Exercise brief:
Identify and copy all lines of the material where the string "Join" is found.

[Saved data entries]
..........

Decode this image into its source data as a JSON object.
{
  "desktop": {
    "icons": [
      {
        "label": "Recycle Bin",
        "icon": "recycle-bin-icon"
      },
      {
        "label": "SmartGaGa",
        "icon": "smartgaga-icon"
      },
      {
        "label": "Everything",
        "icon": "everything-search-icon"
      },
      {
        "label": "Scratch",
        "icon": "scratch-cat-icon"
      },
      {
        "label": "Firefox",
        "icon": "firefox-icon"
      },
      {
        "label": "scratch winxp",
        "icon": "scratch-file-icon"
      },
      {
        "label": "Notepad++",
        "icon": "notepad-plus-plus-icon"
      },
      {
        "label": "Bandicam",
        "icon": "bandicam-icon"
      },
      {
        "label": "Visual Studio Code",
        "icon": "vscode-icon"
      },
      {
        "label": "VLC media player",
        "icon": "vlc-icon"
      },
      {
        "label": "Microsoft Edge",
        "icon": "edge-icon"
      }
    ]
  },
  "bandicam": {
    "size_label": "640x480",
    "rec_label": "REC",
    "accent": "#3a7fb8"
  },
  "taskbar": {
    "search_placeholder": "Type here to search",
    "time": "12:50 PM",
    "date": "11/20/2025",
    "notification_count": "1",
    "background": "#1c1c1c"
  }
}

..........

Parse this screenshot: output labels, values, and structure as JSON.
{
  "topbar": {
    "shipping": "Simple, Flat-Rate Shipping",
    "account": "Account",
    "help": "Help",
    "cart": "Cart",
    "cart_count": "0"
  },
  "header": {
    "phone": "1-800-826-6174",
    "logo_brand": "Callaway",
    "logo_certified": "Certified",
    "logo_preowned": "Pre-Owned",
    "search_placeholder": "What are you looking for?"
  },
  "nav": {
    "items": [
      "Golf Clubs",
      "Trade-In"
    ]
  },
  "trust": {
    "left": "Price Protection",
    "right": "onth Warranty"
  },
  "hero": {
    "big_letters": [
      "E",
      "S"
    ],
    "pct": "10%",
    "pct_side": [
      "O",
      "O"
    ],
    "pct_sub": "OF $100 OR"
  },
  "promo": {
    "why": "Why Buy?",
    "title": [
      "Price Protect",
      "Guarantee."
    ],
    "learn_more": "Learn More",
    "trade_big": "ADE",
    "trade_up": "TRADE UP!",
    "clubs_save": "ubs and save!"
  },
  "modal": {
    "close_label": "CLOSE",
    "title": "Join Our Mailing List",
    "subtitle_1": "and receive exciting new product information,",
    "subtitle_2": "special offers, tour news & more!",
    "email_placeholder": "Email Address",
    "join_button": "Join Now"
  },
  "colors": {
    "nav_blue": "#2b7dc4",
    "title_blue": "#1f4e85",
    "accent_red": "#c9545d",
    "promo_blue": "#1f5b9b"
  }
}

..........

Written response:
    "title": "Join Our Mailing List",
    "join_button": "Join Now"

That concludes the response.